(Collected data)
________________

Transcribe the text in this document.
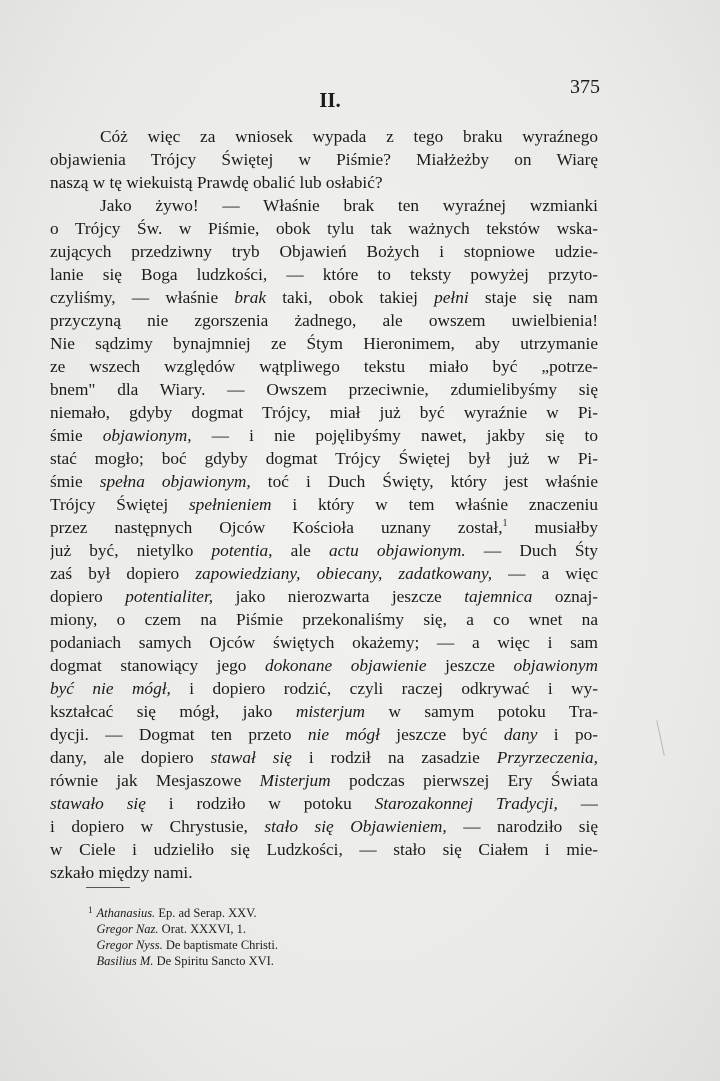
375
II.
Cóż więc za wniosek wypada z tego braku wyraźnego
objawienia Trójcy Świętej w Piśmie? Miałżeżby on Wiarę
naszą w tę wiekuistą Prawdę obalić lub osłabić?
Jako żywo! — Właśnie brak ten wyraźnej wzmianki
o Trójcy Św. w Piśmie, obok tylu tak ważnych tekstów wska-
zujących przedziwny tryb Objawień Bożych i stopniowe udzie-
lanie się Boga ludzkości, — które to teksty powyżej przyto-
czyliśmy, — właśnie brak taki, obok takiej pełni staje się nam
przyczyną nie zgorszenia żadnego, ale owszem uwielbienia!
Nie sądzimy bynajmniej ze Śtym Hieronimem, aby utrzymanie
ze wszech względów wątpliwego tekstu miało być „potrze-
bnem" dla Wiary. — Owszem przeciwnie, zdumielibyśmy się
niemało, gdyby dogmat Trójcy, miał już być wyraźnie w Pi-
śmie objawionym, — i nie pojęlibyśmy nawet, jakby się to
stać mogło; boć gdyby dogmat Trójcy Świętej był już w Pi-
śmie spełna objawionym, toć i Duch Święty, który jest właśnie
Trójcy Świętej spełnieniem i który w tem właśnie znaczeniu
przez następnych Ojców Kościoła uznany został,$^1$ musiałby
już być, nietylko potentia, ale actu objawionym. — Duch Śty
zaś był dopiero zapowiedziany, obiecany, zadatkowany, — a więc
dopiero potentialiter, jako nierozwarta jeszcze tajemnica oznaj-
miony, o czem na Piśmie przekonaliśmy się, a co wnet na
podaniach samych Ojców świętych okażemy; — a więc i sam
dogmat stanowiący jego dokonane objawienie jeszcze objawionym
być nie mógł, i dopiero rodzić, czyli raczej odkrywać i wy-
kształcać się mógł, jako misterjum w samym potoku Tra-
dycji. — Dogmat ten przeto nie mógł jeszcze być dany i po-
dany, ale dopiero stawał się i rodził na zasadzie Przyrzeczenia,
równie jak Mesjaszowe Misterjum podczas pierwszej Ery Świata
stawało się i rodziło w potoku Starozakonnej Tradycji, —
i dopiero w Chrystusie, stało się Objawieniem, — narodziło się
w Ciele i udzieliło się Ludzkości, — stało się Ciałem i mie-
szkało między nami.
$^1$ Athanasius. Ep. ad Serap. XXV.
Gregor Naz. Orat. XXXVI, 1.
Gregor Nyss. De baptismate Christi.
Basilius M. De Spiritu Sancto XVI.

________________

▸ Work to be completed: In the records above, find each line holding "który" and copy it.

▸ Response for this exercise:
śmie spełna objawionym, toć i Duch Święty, który jest właśnie
Trójcy Świętej spełnieniem i który w tem właśnie znaczeniu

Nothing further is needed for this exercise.